GOAL
Go through the entries below and write each one out exactly.

RAW DATA
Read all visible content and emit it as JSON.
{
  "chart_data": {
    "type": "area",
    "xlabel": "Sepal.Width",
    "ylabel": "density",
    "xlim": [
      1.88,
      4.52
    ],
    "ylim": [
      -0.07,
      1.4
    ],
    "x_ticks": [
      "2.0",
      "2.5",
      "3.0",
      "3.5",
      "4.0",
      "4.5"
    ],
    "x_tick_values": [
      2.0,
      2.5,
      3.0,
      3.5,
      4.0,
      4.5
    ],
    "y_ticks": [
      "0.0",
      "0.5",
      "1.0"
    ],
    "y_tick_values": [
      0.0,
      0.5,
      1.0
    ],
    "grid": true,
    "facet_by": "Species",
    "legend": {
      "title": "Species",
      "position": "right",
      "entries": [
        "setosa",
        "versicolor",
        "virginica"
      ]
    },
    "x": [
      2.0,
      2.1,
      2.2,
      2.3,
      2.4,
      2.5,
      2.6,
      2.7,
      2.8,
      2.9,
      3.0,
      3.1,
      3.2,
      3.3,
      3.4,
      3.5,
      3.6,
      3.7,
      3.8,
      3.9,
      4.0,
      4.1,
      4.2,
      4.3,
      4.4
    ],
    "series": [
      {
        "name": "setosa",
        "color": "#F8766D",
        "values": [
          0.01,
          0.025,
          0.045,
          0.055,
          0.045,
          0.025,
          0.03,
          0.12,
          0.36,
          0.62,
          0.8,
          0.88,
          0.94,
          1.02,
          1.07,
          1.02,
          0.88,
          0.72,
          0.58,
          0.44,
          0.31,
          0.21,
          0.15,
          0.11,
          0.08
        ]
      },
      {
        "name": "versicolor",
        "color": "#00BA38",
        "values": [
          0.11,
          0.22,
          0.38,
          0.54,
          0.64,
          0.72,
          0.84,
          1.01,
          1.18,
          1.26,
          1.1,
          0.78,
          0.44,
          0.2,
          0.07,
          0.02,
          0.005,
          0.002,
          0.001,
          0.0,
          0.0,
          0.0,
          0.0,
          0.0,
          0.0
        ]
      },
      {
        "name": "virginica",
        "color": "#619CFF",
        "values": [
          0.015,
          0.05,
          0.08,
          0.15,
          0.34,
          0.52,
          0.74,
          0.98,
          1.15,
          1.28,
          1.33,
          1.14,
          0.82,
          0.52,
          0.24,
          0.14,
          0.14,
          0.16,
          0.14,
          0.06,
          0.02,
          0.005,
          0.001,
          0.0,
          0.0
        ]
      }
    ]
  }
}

RESPONSE TO THIS TASK
Read all visible content and emit it as JSON.
{
  "chart_data": {
    "type": "area",
    "xlabel": "Sepal.Width",
    "ylabel": "density",
    "xlim": [
      1.88,
      4.52
    ],
    "ylim": [
      -0.07,
      1.4
    ],
    "x_ticks": [
      "2.0",
      "2.5",
      "3.0",
      "3.5",
      "4.0",
      "4.5"
    ],
    "x_tick_values": [
      2.0,
      2.5,
      3.0,
      3.5,
      4.0,
      4.5
    ],
    "y_ticks": [
      "0.0",
      "0.5",
      "1.0"
    ],
    "y_tick_values": [
      0.0,
      0.5,
      1.0
    ],
    "grid": true,
    "facet_by": "Species",
    "legend": {
      "title": "Species",
      "position": "right",
      "entries": [
        "setosa",
        "versicolor",
        "virginica"
      ]
    },
    "x": [
      2.0,
      2.1,
      2.2,
      2.3,
      2.4,
      2.5,
      2.6,
      2.7,
      2.8,
      2.9,
      3.0,
      3.1,
      3.2,
      3.3,
      3.4,
      3.5,
      3.6,
      3.7,
      3.8,
      3.9,
      4.0,
      4.1,
      4.2,
      4.3,
      4.4
    ],
    "series": [
      {
        "name": "setosa",
        "color": "#F8766D",
        "values": [
          0.01,
          0.025,
          0.045,
          0.055,
          0.045,
          0.025,
          0.03,
          0.12,
          0.36,
          0.62,
          0.8,
          0.88,
          0.94,
          1.02,
          1.07,
          1.02,
          0.88,
          0.72,
          0.58,
          0.44,
          0.31,
          0.21,
          0.15,
          0.11,
          0.08
        ]
      },
      {
        "name": "versicolor",
        "color": "#00BA38",
        "values": [
          0.11,
          0.22,
          0.38,
          0.54,
          0.64,
          0.72,
          0.84,
          1.01,
          1.18,
          1.26,
          1.1,
          0.78,
          0.44,
          0.2,
          0.07,
          0.02,
          0.005,
          0.002,
          0.001,
          0.0,
          0.0,
          0.0,
          0.0,
          0.0,
          0.0
        ]
      },
      {
        "name": "virginica",
        "color": "#619CFF",
        "values": [
          0.015,
          0.05,
          0.08,
          0.15,
          0.34,
          0.52,
          0.74,
          0.98,
          1.15,
          1.28,
          1.33,
          1.14,
          0.82,
          0.52,
          0.24,
          0.14,
          0.14,
          0.16,
          0.14,
          0.06,
          0.02,
          0.005,
          0.001,
          0.0,
          0.0
        ]
      }
    ]
  }
}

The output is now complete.